(Work instructions): Retype the listing that follows, exactly as written.

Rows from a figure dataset
▼▼▼

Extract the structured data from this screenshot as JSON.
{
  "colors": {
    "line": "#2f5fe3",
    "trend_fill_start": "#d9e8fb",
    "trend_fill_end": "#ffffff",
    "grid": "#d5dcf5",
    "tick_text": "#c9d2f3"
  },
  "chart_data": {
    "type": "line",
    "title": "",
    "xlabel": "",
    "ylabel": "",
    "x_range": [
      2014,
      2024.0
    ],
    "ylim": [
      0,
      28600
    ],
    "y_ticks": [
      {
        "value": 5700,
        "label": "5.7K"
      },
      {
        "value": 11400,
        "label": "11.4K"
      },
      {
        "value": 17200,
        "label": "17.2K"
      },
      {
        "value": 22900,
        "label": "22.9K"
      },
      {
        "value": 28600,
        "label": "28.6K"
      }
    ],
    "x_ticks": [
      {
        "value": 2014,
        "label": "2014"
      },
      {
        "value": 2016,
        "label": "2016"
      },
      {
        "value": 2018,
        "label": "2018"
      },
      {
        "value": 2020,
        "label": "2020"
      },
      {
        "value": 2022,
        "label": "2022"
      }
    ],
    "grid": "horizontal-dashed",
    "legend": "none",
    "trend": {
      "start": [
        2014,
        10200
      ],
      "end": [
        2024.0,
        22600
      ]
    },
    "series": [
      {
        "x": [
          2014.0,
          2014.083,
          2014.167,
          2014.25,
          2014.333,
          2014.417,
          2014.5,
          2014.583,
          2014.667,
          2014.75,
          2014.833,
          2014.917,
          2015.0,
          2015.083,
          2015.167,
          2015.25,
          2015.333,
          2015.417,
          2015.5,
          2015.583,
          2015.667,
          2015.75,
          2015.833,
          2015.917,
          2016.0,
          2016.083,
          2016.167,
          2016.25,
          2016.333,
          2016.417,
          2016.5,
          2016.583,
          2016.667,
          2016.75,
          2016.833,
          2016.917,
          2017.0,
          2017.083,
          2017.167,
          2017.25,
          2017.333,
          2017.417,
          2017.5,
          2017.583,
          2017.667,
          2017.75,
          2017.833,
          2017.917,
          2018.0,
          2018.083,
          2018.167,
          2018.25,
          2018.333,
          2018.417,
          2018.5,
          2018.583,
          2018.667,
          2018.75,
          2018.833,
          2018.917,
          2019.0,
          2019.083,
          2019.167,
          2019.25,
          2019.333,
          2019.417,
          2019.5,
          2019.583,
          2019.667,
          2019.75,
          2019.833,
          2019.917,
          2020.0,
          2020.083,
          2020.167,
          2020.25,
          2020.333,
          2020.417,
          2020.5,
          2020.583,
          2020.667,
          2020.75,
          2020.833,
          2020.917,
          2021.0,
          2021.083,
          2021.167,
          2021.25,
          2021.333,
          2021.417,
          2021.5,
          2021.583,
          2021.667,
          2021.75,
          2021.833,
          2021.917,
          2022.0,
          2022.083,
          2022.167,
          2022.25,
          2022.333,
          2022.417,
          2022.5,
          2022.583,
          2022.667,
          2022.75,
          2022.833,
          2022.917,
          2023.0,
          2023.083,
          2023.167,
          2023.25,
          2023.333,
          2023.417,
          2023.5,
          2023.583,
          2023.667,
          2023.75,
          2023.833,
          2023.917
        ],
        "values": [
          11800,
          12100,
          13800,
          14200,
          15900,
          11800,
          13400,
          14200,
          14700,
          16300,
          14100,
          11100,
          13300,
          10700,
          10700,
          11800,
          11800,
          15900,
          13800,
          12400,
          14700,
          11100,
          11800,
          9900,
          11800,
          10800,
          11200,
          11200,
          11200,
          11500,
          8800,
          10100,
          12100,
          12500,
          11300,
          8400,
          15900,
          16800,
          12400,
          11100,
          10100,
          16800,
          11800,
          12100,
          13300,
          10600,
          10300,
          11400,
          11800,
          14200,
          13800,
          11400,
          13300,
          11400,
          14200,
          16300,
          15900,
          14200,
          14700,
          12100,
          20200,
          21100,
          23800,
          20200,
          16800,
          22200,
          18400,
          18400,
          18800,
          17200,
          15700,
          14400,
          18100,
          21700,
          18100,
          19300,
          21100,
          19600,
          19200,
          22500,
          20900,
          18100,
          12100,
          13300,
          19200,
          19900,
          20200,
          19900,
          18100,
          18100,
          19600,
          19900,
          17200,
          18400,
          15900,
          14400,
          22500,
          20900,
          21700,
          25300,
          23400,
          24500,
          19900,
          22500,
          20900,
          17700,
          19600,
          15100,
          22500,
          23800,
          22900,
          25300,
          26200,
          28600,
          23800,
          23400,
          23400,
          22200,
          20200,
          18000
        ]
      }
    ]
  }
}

▲▲▲

(The completed task):
Extract the structured data from this screenshot as JSON.
{
  "colors": {
    "line": "#2f5fe3",
    "trend_fill_start": "#d9e8fb",
    "trend_fill_end": "#ffffff",
    "grid": "#d5dcf5",
    "tick_text": "#c9d2f3"
  },
  "chart_data": {
    "type": "line",
    "title": "",
    "xlabel": "",
    "ylabel": "",
    "x_range": [
      2014,
      2024.0
    ],
    "ylim": [
      0,
      28600
    ],
    "y_ticks": [
      {
        "value": 5700,
        "label": "5.7K"
      },
      {
        "value": 11400,
        "label": "11.4K"
      },
      {
        "value": 17200,
        "label": "17.2K"
      },
      {
        "value": 22900,
        "label": "22.9K"
      },
      {
        "value": 28600,
        "label": "28.6K"
      }
    ],
    "x_ticks": [
      {
        "value": 2014,
        "label": "2014"
      },
      {
        "value": 2016,
        "label": "2016"
      },
      {
        "value": 2018,
        "label": "2018"
      },
      {
        "value": 2020,
        "label": "2020"
      },
      {
        "value": 2022,
        "label": "2022"
      }
    ],
    "grid": "horizontal-dashed",
    "legend": "none",
    "trend": {
      "start": [
        2014,
        10200
      ],
      "end": [
        2024.0,
        22600
      ]
    },
    "series": [
      {
        "x": [
          2014.0,
          2014.083,
          2014.167,
          2014.25,
          2014.333,
          2014.417,
          2014.5,
          2014.583,
          2014.667,
          2014.75,
          2014.833,
          2014.917,
          2015.0,
          2015.083,
          2015.167,
          2015.25,
          2015.333,
          2015.417,
          2015.5,
          2015.583,
          2015.667,
          2015.75,
          2015.833,
          2015.917,
          2016.0,
          2016.083,
          2016.167,
          2016.25,
          2016.333,
          2016.417,
          2016.5,
          2016.583,
          2016.667,
          2016.75,
          2016.833,
          2016.917,
          2017.0,
          2017.083,
          2017.167,
          2017.25,
          2017.333,
          2017.417,
          2017.5,
          2017.583,
          2017.667,
          2017.75,
          2017.833,
          2017.917,
          2018.0,
          2018.083,
          2018.167,
          2018.25,
          2018.333,
          2018.417,
          2018.5,
          2018.583,
          2018.667,
          2018.75,
          2018.833,
          2018.917,
          2019.0,
          2019.083,
          2019.167,
          2019.25,
          2019.333,
          2019.417,
          2019.5,
          2019.583,
          2019.667,
          2019.75,
          2019.833,
          2019.917,
          2020.0,
          2020.083,
          2020.167,
          2020.25,
          2020.333,
          2020.417,
          2020.5,
          2020.583,
          2020.667,
          2020.75,
          2020.833,
          2020.917,
          2021.0,
          2021.083,
          2021.167,
          2021.25,
          2021.333,
          2021.417,
          2021.5,
          2021.583,
          2021.667,
          2021.75,
          2021.833,
          2021.917,
          2022.0,
          2022.083,
          2022.167,
          2022.25,
          2022.333,
          2022.417,
          2022.5,
          2022.583,
          2022.667,
          2022.75,
          2022.833,
          2022.917,
          2023.0,
          2023.083,
          2023.167,
          2023.25,
          2023.333,
          2023.417,
          2023.5,
          2023.583,
          2023.667,
          2023.75,
          2023.833,
          2023.917
        ],
        "values": [
          11800,
          12100,
          13800,
          14200,
          15900,
          11800,
          13400,
          14200,
          14700,
          16300,
          14100,
          11100,
          13300,
          10700,
          10700,
          11800,
          11800,
          15900,
          13800,
          12400,
          14700,
          11100,
          11800,
          9900,
          11800,
          10800,
          11200,
          11200,
          11200,
          11500,
          8800,
          10100,
          12100,
          12500,
          11300,
          8400,
          15900,
          16800,
          12400,
          11100,
          10100,
          16800,
          11800,
          12100,
          13300,
          10600,
          10300,
          11400,
          11800,
          14200,
          13800,
          11400,
          13300,
          11400,
          14200,
          16300,
          15900,
          14200,
          14700,
          12100,
          20200,
          21100,
          23800,
          20200,
          16800,
          22200,
          18400,
          18400,
          18800,
          17200,
          15700,
          14400,
          18100,
          21700,
          18100,
          19300,
          21100,
          19600,
          19200,
          22500,
          20900,
          18100,
          12100,
          13300,
          19200,
          19900,
          20200,
          19900,
          18100,
          18100,
          19600,
          19900,
          17200,
          18400,
          15900,
          14400,
          22500,
          20900,
          21700,
          25300,
          23400,
          24500,
          19900,
          22500,
          20900,
          17700,
          19600,
          15100,
          22500,
          23800,
          22900,
          25300,
          26200,
          28600,
          23800,
          23400,
          23400,
          22200,
          20200,
          18000
        ]
      }
    ]
  }
}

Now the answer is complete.